Exercise prompt
Copy out the material below in full, but not its images.
┌──
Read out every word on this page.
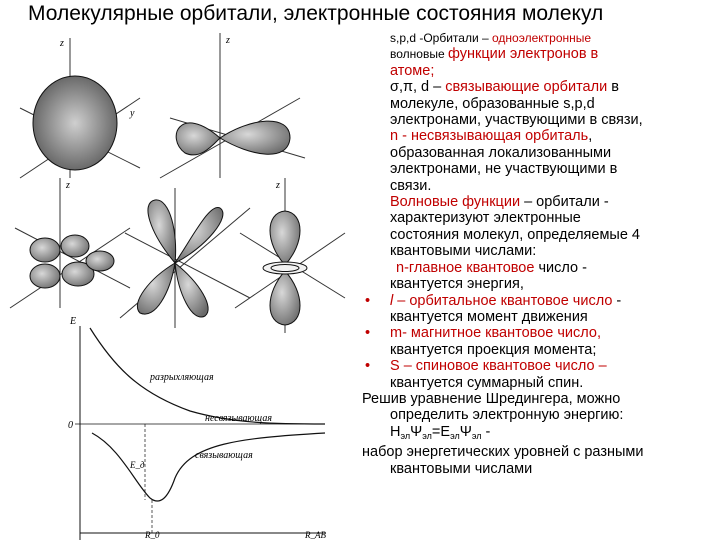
Молекулярные орбитали, электронные состояния молекул
z
y
z
z	z
E
0
разрыхляющая
несвязывающая
связывающая
E_д
R_0	R_AB

s,p,d -Орбитали – одноэлектронные

волновые функции электронов в

атоме;

σ,π, d – связывающие орбитали в

молекуле, образованные s,p,d

электронами, участвующими в связи,

n - несвязывающая орбиталь,

образованная локализованными

электронами, не участвующими в

связи.

Волновые функции – орбитали -

характеризуют электронные

состояния молекул, определяемые 4

квантовыми числами:

n-главное квантовое число -

квантуется энергия,

• l – орбитальное квантовое число -

квантуется момент движения

• m- магнитное квантовое число,

квантуется проекция момента;

• S – спиновое квантовое число –

квантуется суммарный спин.

Решив уравнение Шредингера, можно

определить электронную энергию:

$H_{эл}\Psi_{эл}=E_{эл}\Psi_{эл}$ -

набор энергетических уровней с разными

квантовыми числами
└──
Output
Read out every word on this page.
Молекулярные орбитали, электронные состояния молекул
z
y
z
z	z
E
0
разрыхляющая
несвязывающая
связывающая
E_д
R_0	R_AB

s,p,d -Орбитали – одноэлектронные

волновые функции электронов в

атоме;

σ,π, d – связывающие орбитали в

молекуле, образованные s,p,d

электронами, участвующими в связи,

n - несвязывающая орбиталь,

образованная локализованными

электронами, не участвующими в

связи.

Волновые функции – орбитали -

характеризуют электронные

состояния молекул, определяемые 4

квантовыми числами:

n-главное квантовое число -

квантуется энергия,

• l – орбитальное квантовое число -

квантуется момент движения

• m- магнитное квантовое число,

квантуется проекция момента;

• S – спиновое квантовое число –

квантуется суммарный спин.

Решив уравнение Шредингера, можно

определить электронную энергию:

$H_{эл}\Psi_{эл}=E_{эл}\Psi_{эл}$ -

набор энергетических уровней с разными

квантовыми числами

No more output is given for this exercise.